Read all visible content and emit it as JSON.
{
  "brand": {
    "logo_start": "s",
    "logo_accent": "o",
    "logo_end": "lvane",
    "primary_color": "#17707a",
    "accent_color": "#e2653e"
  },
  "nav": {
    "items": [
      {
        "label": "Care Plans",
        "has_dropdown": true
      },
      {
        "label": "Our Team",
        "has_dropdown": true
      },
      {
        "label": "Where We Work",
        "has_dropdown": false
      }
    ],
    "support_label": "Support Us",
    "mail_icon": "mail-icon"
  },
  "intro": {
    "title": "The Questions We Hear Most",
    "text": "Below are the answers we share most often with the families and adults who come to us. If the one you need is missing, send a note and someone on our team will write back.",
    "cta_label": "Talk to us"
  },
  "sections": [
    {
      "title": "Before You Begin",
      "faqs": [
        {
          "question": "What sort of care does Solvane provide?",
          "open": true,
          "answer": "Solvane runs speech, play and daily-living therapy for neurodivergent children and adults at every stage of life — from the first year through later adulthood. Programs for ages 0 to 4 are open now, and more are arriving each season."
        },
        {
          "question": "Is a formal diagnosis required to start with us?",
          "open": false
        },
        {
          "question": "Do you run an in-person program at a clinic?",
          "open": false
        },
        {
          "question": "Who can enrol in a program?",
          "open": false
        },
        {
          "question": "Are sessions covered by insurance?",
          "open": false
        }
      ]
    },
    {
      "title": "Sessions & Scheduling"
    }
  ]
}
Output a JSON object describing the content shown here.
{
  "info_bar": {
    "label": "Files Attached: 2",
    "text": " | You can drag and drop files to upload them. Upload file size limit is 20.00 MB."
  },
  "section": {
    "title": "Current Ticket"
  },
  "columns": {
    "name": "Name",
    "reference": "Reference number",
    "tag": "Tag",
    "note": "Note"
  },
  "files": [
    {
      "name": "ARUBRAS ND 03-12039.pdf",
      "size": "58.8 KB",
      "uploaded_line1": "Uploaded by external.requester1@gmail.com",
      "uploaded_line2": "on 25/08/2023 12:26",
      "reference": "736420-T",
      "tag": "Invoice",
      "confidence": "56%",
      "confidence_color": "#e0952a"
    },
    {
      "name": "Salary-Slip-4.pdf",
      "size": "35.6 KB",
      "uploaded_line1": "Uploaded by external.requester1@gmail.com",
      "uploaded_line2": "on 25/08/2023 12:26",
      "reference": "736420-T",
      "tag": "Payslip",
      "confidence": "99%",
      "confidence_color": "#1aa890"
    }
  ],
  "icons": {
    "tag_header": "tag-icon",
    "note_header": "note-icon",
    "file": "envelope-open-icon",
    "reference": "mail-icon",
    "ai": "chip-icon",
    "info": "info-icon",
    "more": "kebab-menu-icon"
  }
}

## What is expected
Provide all the records again, word for word.

## The completed task
Read all visible content and emit it as JSON.
{
  "brand": {
    "logo_start": "s",
    "logo_accent": "o",
    "logo_end": "lvane",
    "primary_color": "#17707a",
    "accent_color": "#e2653e"
  },
  "nav": {
    "items": [
      {
        "label": "Care Plans",
        "has_dropdown": true
      },
      {
        "label": "Our Team",
        "has_dropdown": true
      },
      {
        "label": "Where We Work",
        "has_dropdown": false
      }
    ],
    "support_label": "Support Us",
    "mail_icon": "mail-icon"
  },
  "intro": {
    "title": "The Questions We Hear Most",
    "text": "Below are the answers we share most often with the families and adults who come to us. If the one you need is missing, send a note and someone on our team will write back.",
    "cta_label": "Talk to us"
  },
  "sections": [
    {
      "title": "Before You Begin",
      "faqs": [
        {
          "question": "What sort of care does Solvane provide?",
          "open": true,
          "answer": "Solvane runs speech, play and daily-living therapy for neurodivergent children and adults at every stage of life — from the first year through later adulthood. Programs for ages 0 to 4 are open now, and more are arriving each season."
        },
        {
          "question": "Is a formal diagnosis required to start with us?",
          "open": false
        },
        {
          "question": "Do you run an in-person program at a clinic?",
          "open": false
        },
        {
          "question": "Who can enrol in a program?",
          "open": false
        },
        {
          "question": "Are sessions covered by insurance?",
          "open": false
        }
      ]
    },
    {
      "title": "Sessions & Scheduling"
    }
  ]
}
Output a JSON object describing the content shown here.
{
  "info_bar": {
    "label": "Files Attached: 2",
    "text": " | You can drag and drop files to upload them. Upload file size limit is 20.00 MB."
  },
  "section": {
    "title": "Current Ticket"
  },
  "columns": {
    "name": "Name",
    "reference": "Reference number",
    "tag": "Tag",
    "note": "Note"
  },
  "files": [
    {
      "name": "ARUBRAS ND 03-12039.pdf",
      "size": "58.8 KB",
      "uploaded_line1": "Uploaded by external.requester1@gmail.com",
      "uploaded_line2": "on 25/08/2023 12:26",
      "reference": "736420-T",
      "tag": "Invoice",
      "confidence": "56%",
      "confidence_color": "#e0952a"
    },
    {
      "name": "Salary-Slip-4.pdf",
      "size": "35.6 KB",
      "uploaded_line1": "Uploaded by external.requester1@gmail.com",
      "uploaded_line2": "on 25/08/2023 12:26",
      "reference": "736420-T",
      "tag": "Payslip",
      "confidence": "99%",
      "confidence_color": "#1aa890"
    }
  ],
  "icons": {
    "tag_header": "tag-icon",
    "note_header": "note-icon",
    "file": "envelope-open-icon",
    "reference": "mail-icon",
    "ai": "chip-icon",
    "info": "info-icon",
    "more": "kebab-menu-icon"
  }
}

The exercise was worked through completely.